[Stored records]
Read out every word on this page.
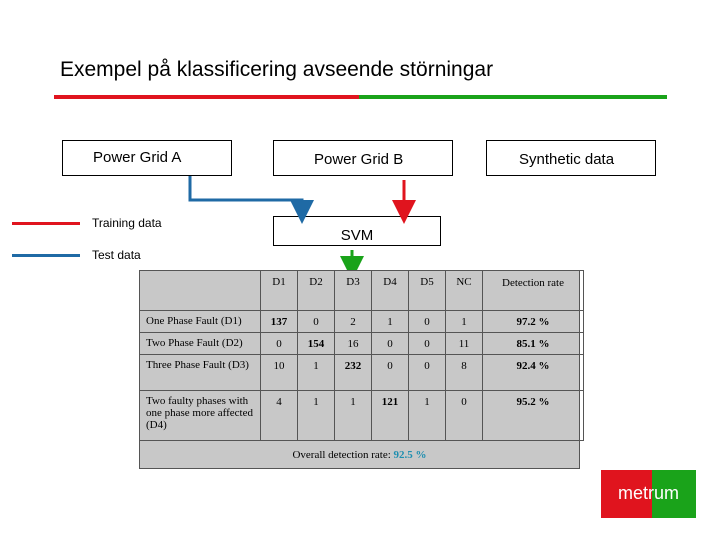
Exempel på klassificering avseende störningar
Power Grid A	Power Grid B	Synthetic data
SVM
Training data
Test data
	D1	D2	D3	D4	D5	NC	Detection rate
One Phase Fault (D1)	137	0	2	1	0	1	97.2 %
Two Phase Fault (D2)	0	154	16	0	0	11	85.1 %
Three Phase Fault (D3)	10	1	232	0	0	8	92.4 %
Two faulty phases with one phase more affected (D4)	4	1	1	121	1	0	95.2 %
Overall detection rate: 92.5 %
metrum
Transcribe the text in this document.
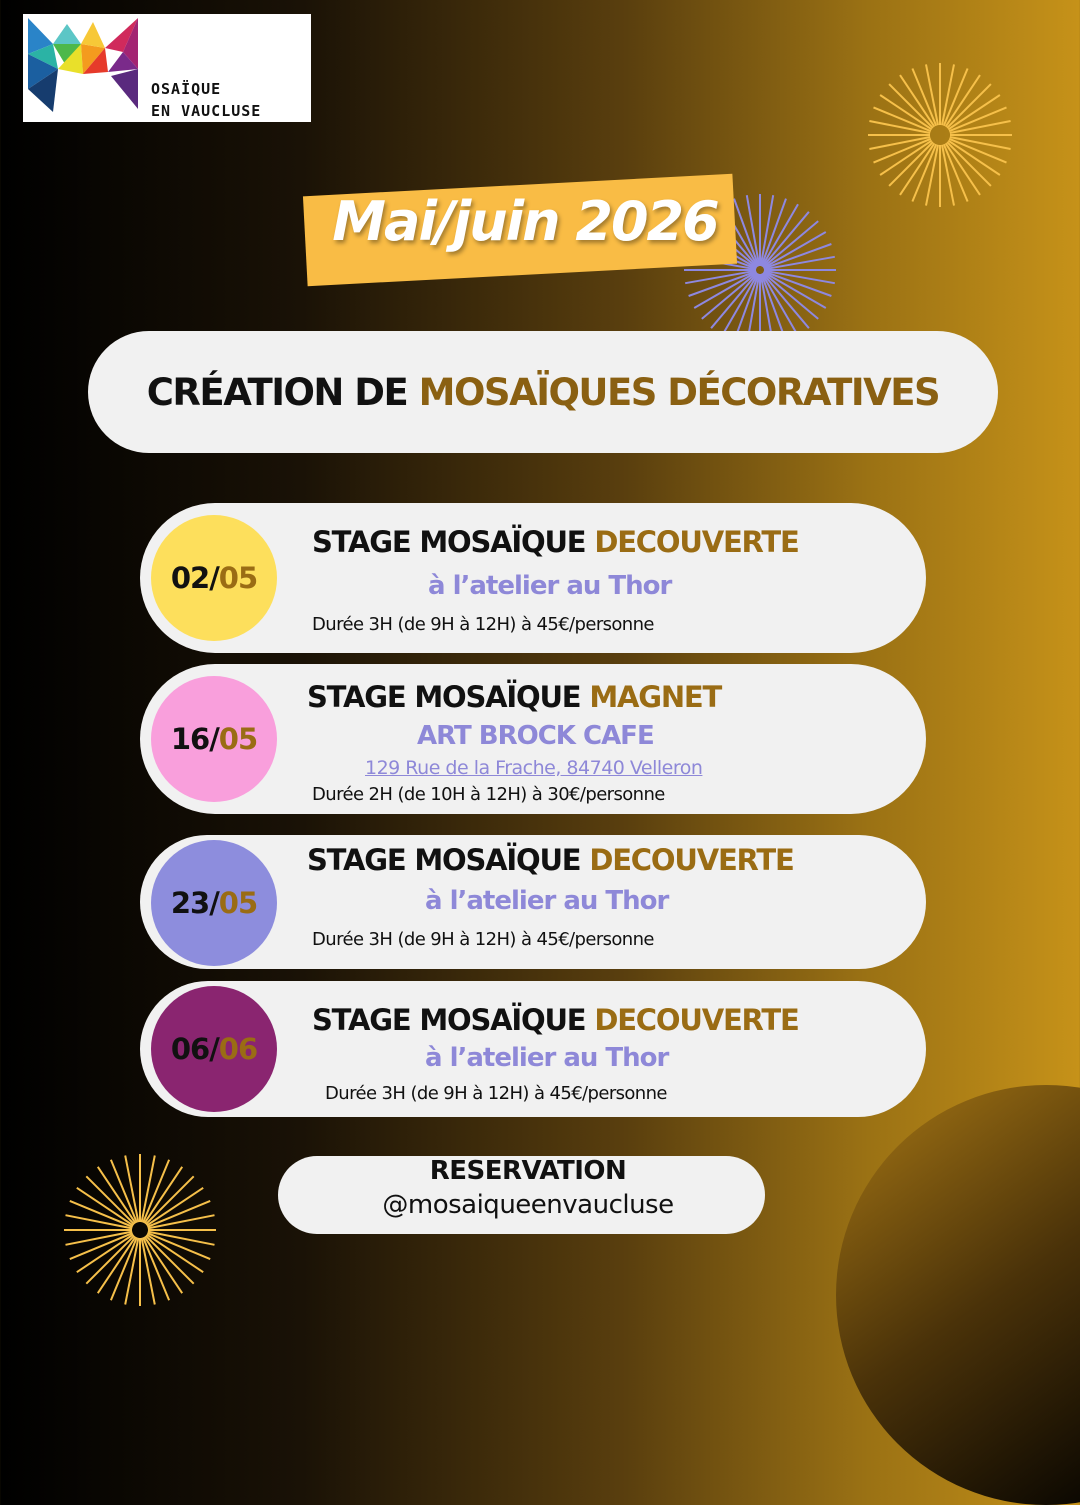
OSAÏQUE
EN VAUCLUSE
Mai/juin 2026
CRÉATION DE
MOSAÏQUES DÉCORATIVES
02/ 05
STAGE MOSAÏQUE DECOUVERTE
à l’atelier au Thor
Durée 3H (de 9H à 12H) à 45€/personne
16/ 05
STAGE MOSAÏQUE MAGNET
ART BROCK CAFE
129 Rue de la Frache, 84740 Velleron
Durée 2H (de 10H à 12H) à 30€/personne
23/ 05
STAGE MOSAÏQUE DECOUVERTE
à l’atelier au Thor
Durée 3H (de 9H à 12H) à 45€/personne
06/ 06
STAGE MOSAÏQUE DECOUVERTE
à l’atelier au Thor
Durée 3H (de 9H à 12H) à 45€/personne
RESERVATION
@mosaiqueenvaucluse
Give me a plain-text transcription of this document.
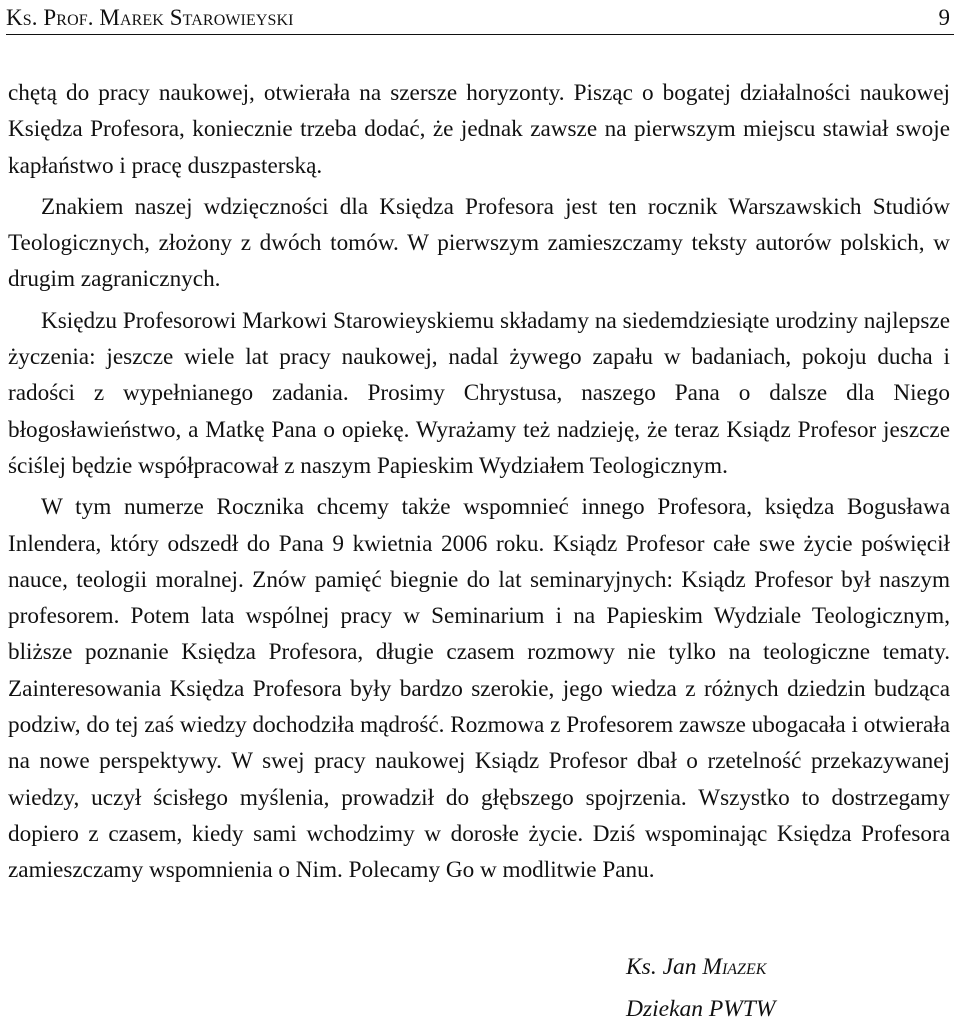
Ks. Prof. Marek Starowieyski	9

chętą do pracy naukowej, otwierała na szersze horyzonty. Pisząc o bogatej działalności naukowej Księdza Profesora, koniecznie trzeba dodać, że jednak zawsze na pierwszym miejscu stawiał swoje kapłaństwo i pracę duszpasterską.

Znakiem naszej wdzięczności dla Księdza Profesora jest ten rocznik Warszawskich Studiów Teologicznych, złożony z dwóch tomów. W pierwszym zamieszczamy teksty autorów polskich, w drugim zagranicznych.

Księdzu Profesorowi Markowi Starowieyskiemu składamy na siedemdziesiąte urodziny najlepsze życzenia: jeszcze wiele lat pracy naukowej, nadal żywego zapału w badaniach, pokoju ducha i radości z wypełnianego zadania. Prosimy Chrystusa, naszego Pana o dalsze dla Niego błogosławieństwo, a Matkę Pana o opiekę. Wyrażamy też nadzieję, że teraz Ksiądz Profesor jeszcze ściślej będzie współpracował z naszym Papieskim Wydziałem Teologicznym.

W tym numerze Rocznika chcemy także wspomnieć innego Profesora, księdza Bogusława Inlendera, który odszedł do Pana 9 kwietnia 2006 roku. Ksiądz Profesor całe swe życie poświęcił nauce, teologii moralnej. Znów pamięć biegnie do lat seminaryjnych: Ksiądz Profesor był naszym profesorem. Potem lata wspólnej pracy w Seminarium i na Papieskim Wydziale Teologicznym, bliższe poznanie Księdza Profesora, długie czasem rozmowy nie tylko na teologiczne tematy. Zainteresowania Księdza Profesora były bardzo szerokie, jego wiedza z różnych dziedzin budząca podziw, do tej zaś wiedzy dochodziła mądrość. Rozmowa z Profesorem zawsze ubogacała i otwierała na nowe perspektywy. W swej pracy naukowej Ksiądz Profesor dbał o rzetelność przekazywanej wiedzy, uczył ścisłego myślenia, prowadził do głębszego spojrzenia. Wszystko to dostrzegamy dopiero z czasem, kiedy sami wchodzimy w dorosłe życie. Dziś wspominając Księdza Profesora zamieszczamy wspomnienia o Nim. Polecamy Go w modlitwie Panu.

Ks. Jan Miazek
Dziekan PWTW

**What the task asks:**
Reproduce all the records verbatim, excluding images.

**Full solution:**
Read out every word on this page.
Exempel på klassificering avseende störningar
Power Grid A	Power Grid B	Synthetic data
SVM
Training data
Test data
	D1	D2	D3	D4	D5	NC	Detection rate
One Phase Fault (D1)	137	0	2	1	0	1	97.2 %
Two Phase Fault (D2)	0	154	16	0	0	11	85.1 %
Three Phase Fault (D3)	10	1	232	0	0	8	92.4 %
Two faulty phases with one phase more affected (D4)	4	1	1	121	1	0	95.2 %
Overall detection rate: 92.5 %
metrum
Transcribe the text in this document.
OSAÏQUE
EN VAUCLUSE
Mai/juin 2026
CRÉATION DE
MOSAÏQUES DÉCORATIVES
02/ 05
STAGE MOSAÏQUE DECOUVERTE
à l’atelier au Thor
Durée 3H (de 9H à 12H) à 45€/personne
16/ 05
STAGE MOSAÏQUE MAGNET
ART BROCK CAFE
129 Rue de la Frache, 84740 Velleron
Durée 2H (de 10H à 12H) à 30€/personne
23/ 05
STAGE MOSAÏQUE DECOUVERTE
à l’atelier au Thor
Durée 3H (de 9H à 12H) à 45€/personne
06/ 06
STAGE MOSAÏQUE DECOUVERTE
à l’atelier au Thor
Durée 3H (de 9H à 12H) à 45€/personne
RESERVATION
@mosaiqueenvaucluse
Give me a plain-text transcription of this document.
Ks. Prof. Marek Starowieyski	9

chętą do pracy naukowej, otwierała na szersze horyzonty. Pisząc o bogatej działalności naukowej Księdza Profesora, koniecznie trzeba dodać, że jednak zawsze na pierwszym miejscu stawiał swoje kapłaństwo i pracę duszpasterską.

Znakiem naszej wdzięczności dla Księdza Profesora jest ten rocznik Warszawskich Studiów Teologicznych, złożony z dwóch tomów. W pierwszym zamieszczamy teksty autorów polskich, w drugim zagranicznych.

Księdzu Profesorowi Markowi Starowieyskiemu składamy na siedemdziesiąte urodziny najlepsze życzenia: jeszcze wiele lat pracy naukowej, nadal żywego zapału w badaniach, pokoju ducha i radości z wypełnianego zadania. Prosimy Chrystusa, naszego Pana o dalsze dla Niego błogosławieństwo, a Matkę Pana o opiekę. Wyrażamy też nadzieję, że teraz Ksiądz Profesor jeszcze ściślej będzie współpracował z naszym Papieskim Wydziałem Teologicznym.

W tym numerze Rocznika chcemy także wspomnieć innego Profesora, księdza Bogusława Inlendera, który odszedł do Pana 9 kwietnia 2006 roku. Ksiądz Profesor całe swe życie poświęcił nauce, teologii moralnej. Znów pamięć biegnie do lat seminaryjnych: Ksiądz Profesor był naszym profesorem. Potem lata wspólnej pracy w Seminarium i na Papieskim Wydziale Teologicznym, bliższe poznanie Księdza Profesora, długie czasem rozmowy nie tylko na teologiczne tematy. Zainteresowania Księdza Profesora były bardzo szerokie, jego wiedza z różnych dziedzin budząca podziw, do tej zaś wiedzy dochodziła mądrość. Rozmowa z Profesorem zawsze ubogacała i otwierała na nowe perspektywy. W swej pracy naukowej Ksiądz Profesor dbał o rzetelność przekazywanej wiedzy, uczył ścisłego myślenia, prowadził do głębszego spojrzenia. Wszystko to dostrzegamy dopiero z czasem, kiedy sami wchodzimy w dorosłe życie. Dziś wspominając Księdza Profesora zamieszczamy wspomnienia o Nim. Polecamy Go w modlitwie Panu.

Ks. Jan Miazek
Dziekan PWTW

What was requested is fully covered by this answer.